Start

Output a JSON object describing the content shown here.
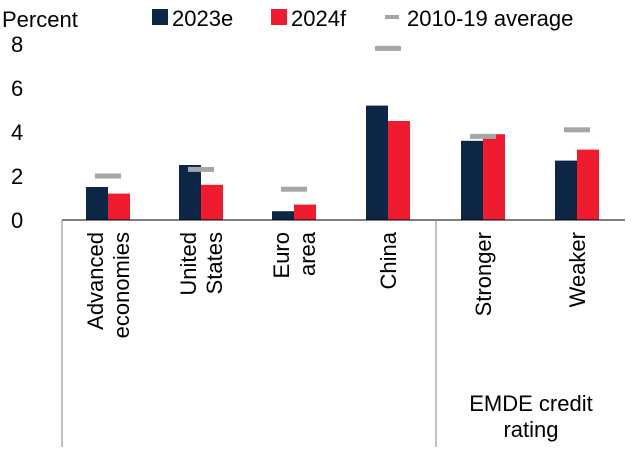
{
  "chart_data": {
    "type": "bar",
    "ylabel": "Percent",
    "ylim": [
      0,
      8
    ],
    "yticks": [
      0,
      2,
      4,
      6,
      8
    ],
    "grid": false,
    "legend_position": "top",
    "categories": [
      [
        "Advanced",
        "economies"
      ],
      [
        "United",
        "States"
      ],
      [
        "Euro",
        "area"
      ],
      [
        "China"
      ],
      [
        "Stronger"
      ],
      [
        "Weaker"
      ]
    ],
    "group_label": [
      "EMDE credit",
      "rating"
    ],
    "series": [
      {
        "name": "2023e",
        "color": "#0d2646",
        "values": [
          1.5,
          2.5,
          0.4,
          5.2,
          3.6,
          2.7
        ]
      },
      {
        "name": "2024f",
        "color": "#ee1c2e",
        "values": [
          1.2,
          1.6,
          0.7,
          4.5,
          3.9,
          3.2
        ]
      }
    ],
    "average": {
      "name": "2010-19 average",
      "color": "#a6a6a6",
      "values": [
        2.0,
        2.3,
        1.4,
        7.8,
        3.8,
        4.1
      ]
    }
  }
}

End

Task to complete: Say how many lines hold the word "name", giving the number and nothing else.

Result for this task: 3